REQUIREMENTS → Copy every line in which the string "word" occurs.

==== PROVIDED ENTRIES ====

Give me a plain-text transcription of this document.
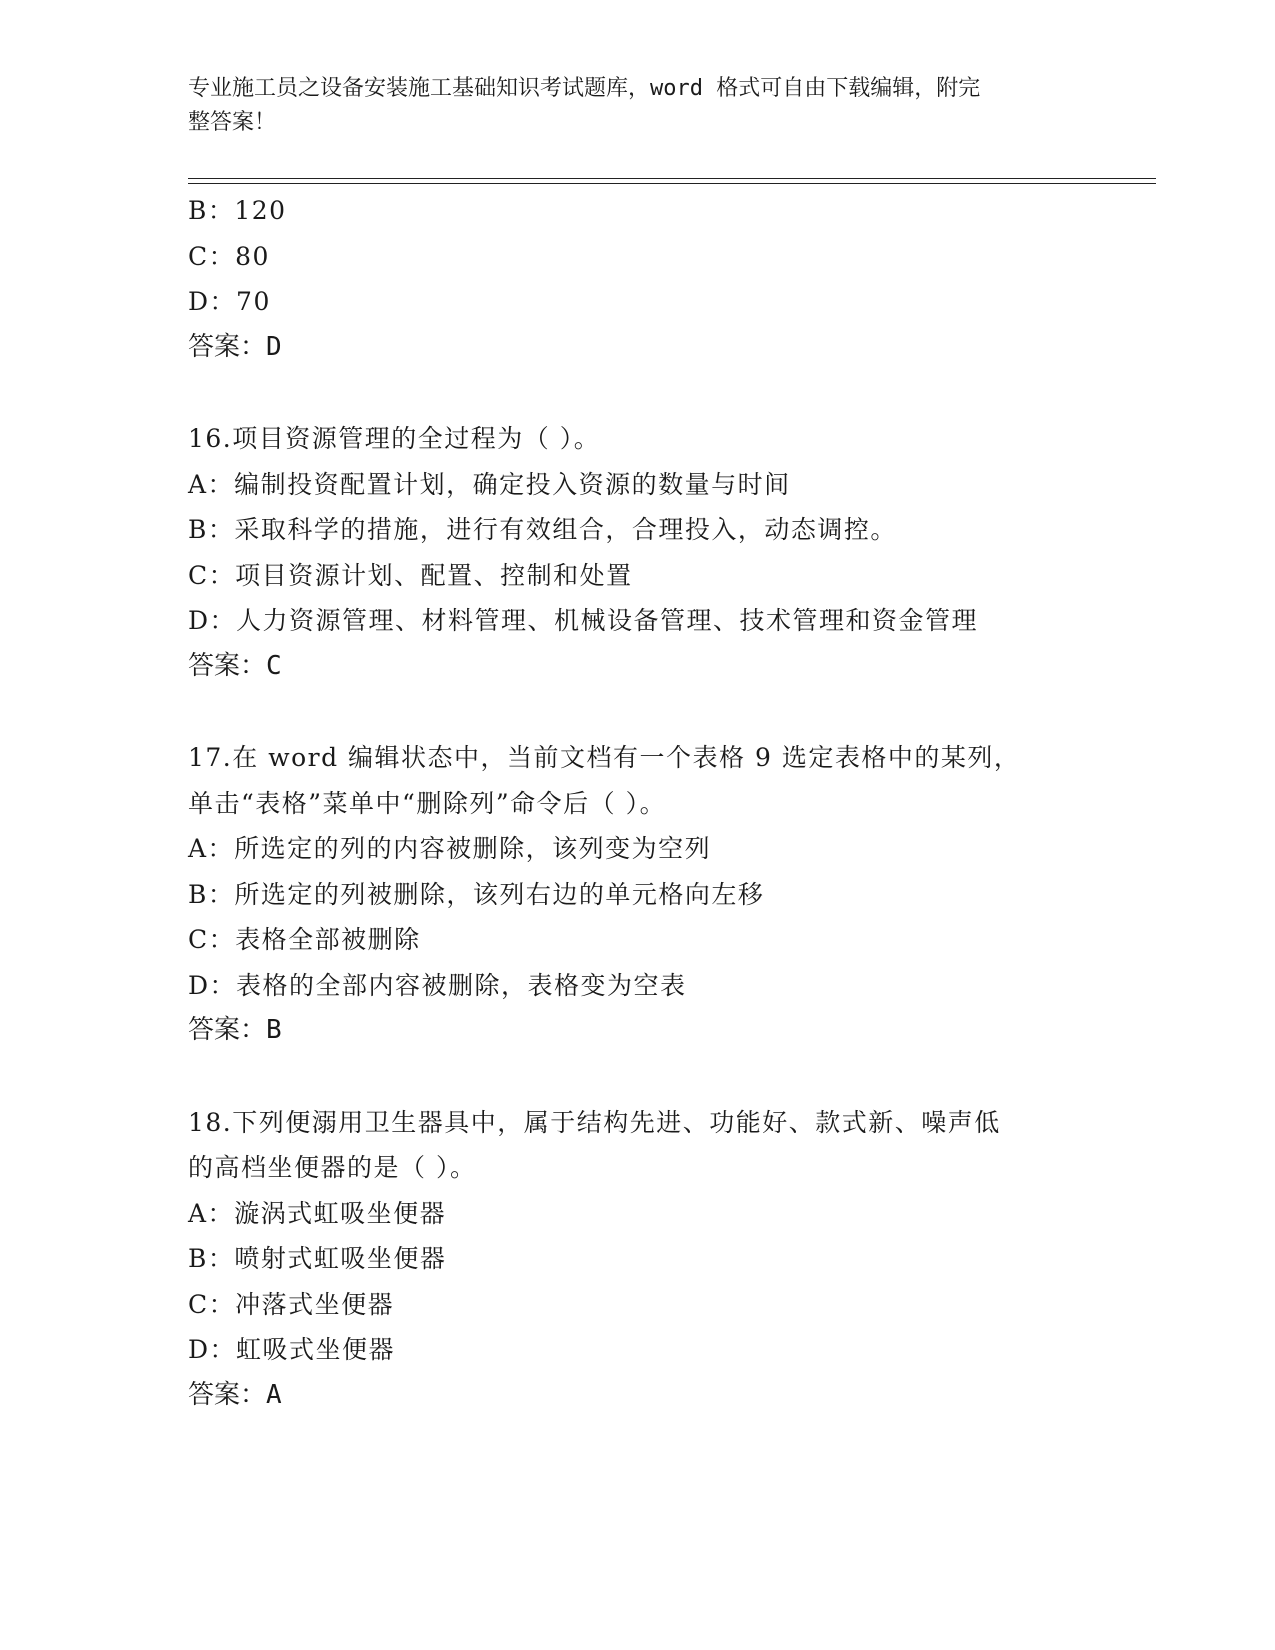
专业施工员之设备安装施工基础知识考试题库，word 格式可自由下载编辑，附完
整答案！
B：120
C：80
D：70
答案：D
16.项目资源管理的全过程为（ ）。
A：编制投资配置计划，确定投入资源的数量与时间
B：采取科学的措施，进行有效组合，合理投入，动态调控。
C：项目资源计划、配置、控制和处置
D：人力资源管理、材料管理、机械设备管理、技术管理和资金管理
答案：C
17.在 word 编辑状态中，当前文档有一个表格 9 选定表格中的某列，
单击“表格”菜单中“删除列”命令后（ ）。
A：所选定的列的内容被删除，该列变为空列
B：所选定的列被删除，该列右边的单元格向左移
C：表格全部被删除
D：表格的全部内容被删除，表格变为空表
答案：B
18.下列便溺用卫生器具中，属于结构先进、功能好、款式新、噪声低
的高档坐便器的是（ ）。
A：漩涡式虹吸坐便器
B：喷射式虹吸坐便器
C：冲落式坐便器
D：虹吸式坐便器
答案：A
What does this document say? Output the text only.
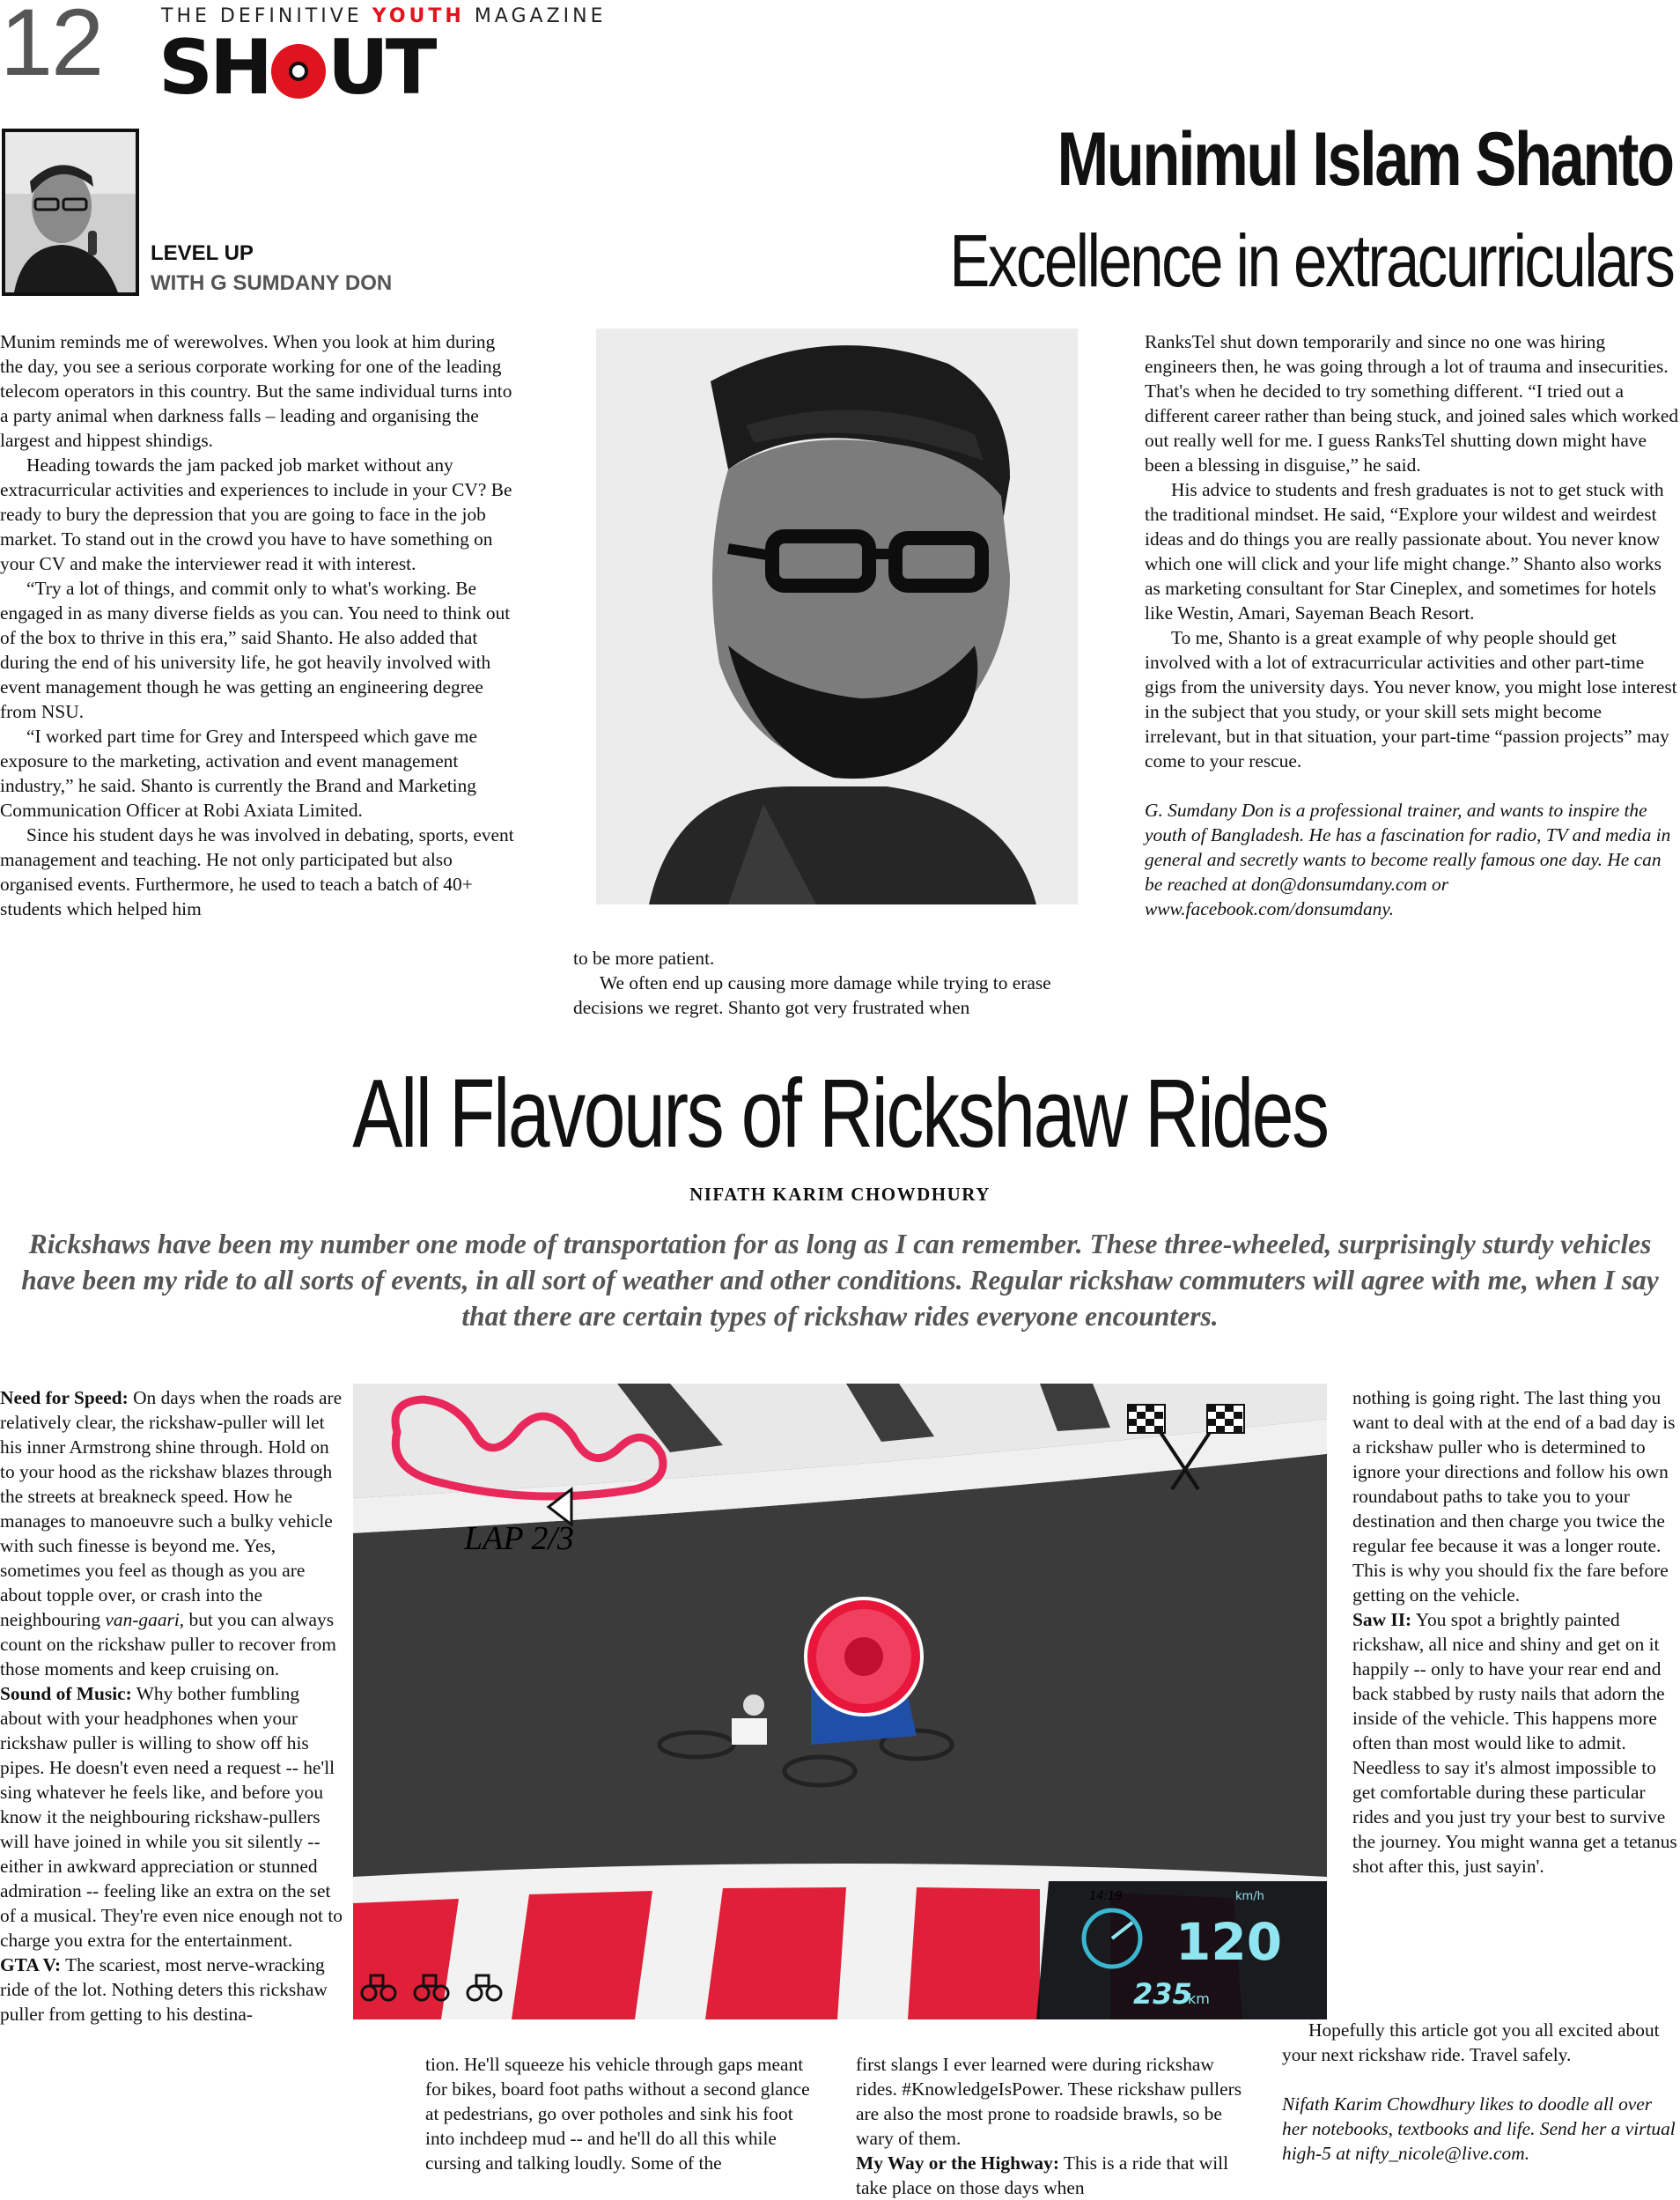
12	THE DEFINITIVE YOUTH MAGAZINE
SH UT
LEVEL UP
WITH G SUMDANY DON
Munimul Islam Shanto
Excellence in extracurriculars

Munim reminds me of werewolves. When you look at him during the day, you see a serious corporate working for one of the leading telecom operators in this country. But the same individual turns into a party animal when darkness falls – leading and organising the largest and hippest shindigs.

Heading towards the jam packed job market without any extracurricular activities and experiences to include in your CV? Be ready to bury the depression that you are going to face in the job market. To stand out in the crowd you have to have something on your CV and make the interviewer read it with interest.

“Try a lot of things, and commit only to what's working. Be engaged in as many diverse fields as you can. You need to think out of the box to thrive in this era,” said Shanto. He also added that during the end of his university life, he got heavily involved with event management though he was getting an engineering degree from NSU.

“I worked part time for Grey and Interspeed which gave me exposure to the marketing, activation and event management industry,” he said. Shanto is currently the Brand and Marketing Communication Officer at Robi Axiata Limited.

Since his student days he was involved in debating, sports, event management and teaching. He not only participated but also organised events. Furthermore, he used to teach a batch of 40+ students which helped him

to be more patient.

We often end up causing more damage while trying to erase decisions we regret. Shanto got very frustrated when

RanksTel shut down temporarily and since no one was hiring engineers then, he was going through a lot of trauma and insecurities. That's when he decided to try something different. “I tried out a different career rather than being stuck, and joined sales which worked out really well for me. I guess RanksTel shutting down might have been a blessing in disguise,” he said.

His advice to students and fresh graduates is not to get stuck with the traditional mindset. He said, “Explore your wildest and weirdest ideas and do things you are really passionate about. You never know which one will click and your life might change.” Shanto also works as marketing consultant for Star Cineplex, and sometimes for hotels like Westin, Amari, Sayeman Beach Resort.

To me, Shanto is a great example of why people should get involved with a lot of extracurricular activities and other part-time gigs from the university days. You never know, you might lose interest in the subject that you study, or your skill sets might become irrelevant, but in that situation, your part-time “passion projects” may come to your rescue.

G. Sumdany Don is a professional trainer, and wants to inspire the youth of Bangladesh. He has a fascination for radio, TV and media in general and secretly wants to become really famous one day. He can be reached at don@donsumdany.com or www.facebook.com/donsumdany.

All Flavours of Rickshaw Rides
NIFATH KARIM CHOWDHURY
Rickshaws have been my number one mode of transportation for as long as I can remember. These three-wheeled, surprisingly sturdy vehicles have been my ride to all sorts of events, in all sort of weather and other conditions. Regular rickshaw commuters will agree with me, when I say that there are certain types of rickshaw rides everyone encounters.

Need for Speed: On days when the roads are relatively clear, the rickshaw-puller will let his inner Armstrong shine through. Hold on to your hood as the rickshaw blazes through the streets at breakneck speed. How he manages to manoeuvre such a bulky vehicle with such finesse is beyond me. Yes, sometimes you feel as though as you are about topple over, or crash into the neighbouring van-gaari, but you can always count on the rickshaw puller to recover from those moments and keep cruising on.

Sound of Music: Why bother fumbling about with your headphones when your rickshaw puller is willing to show off his pipes. He doesn't even need a request -- he'll sing whatever he feels like, and before you know it the neighbouring rickshaw-pullers will have joined in while you sit silently -- either in awkward appreciation or stunned admiration -- feeling like an extra on the set of a musical. They're even nice enough not to charge you extra for the entertainment.

GTA V: The scariest, most nerve-wracking ride of the lot. Nothing deters this rickshaw puller from getting to his destina-

LAP 2/3
14:19	km/h
120
235
km

tion. He'll squeeze his vehicle through gaps meant for bikes, board foot paths without a second glance at pedestrians, go over potholes and sink his foot into inchdeep mud -- and he'll do all this while cursing and talking loudly. Some of the

first slangs I ever learned were during rickshaw rides. #KnowledgeIsPower. These rickshaw pullers are also the most prone to roadside brawls, so be wary of them.

My Way or the Highway: This is a ride that will take place on those days when

nothing is going right. The last thing you want to deal with at the end of a bad day is a rickshaw puller who is determined to ignore your directions and follow his own roundabout paths to take you to your destination and then charge you twice the regular fee because it was a longer route. This is why you should fix the fare before getting on the vehicle.

Saw II: You spot a brightly painted rickshaw, all nice and shiny and get on it happily -- only to have your rear end and back stabbed by rusty nails that adorn the inside of the vehicle. This happens more often than most would like to admit. Needless to say it's almost impossible to get comfortable during these particular rides and you just try your best to survive the journey. You might wanna get a tetanus shot after this, just sayin'.

Hopefully this article got you all excited about your next rickshaw ride. Travel safely.

Nifath Karim Chowdhury likes to doodle all over her notebooks, textbooks and life. Send her a virtual high-5 at nifty_nicole@live.com.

====

WRITTEN SOLUTION →
专业施工员之设备安装施工基础知识考试题库，word 格式可自由下载编辑，附完
17.在 word 编辑状态中，当前文档有一个表格 9 选定表格中的某列，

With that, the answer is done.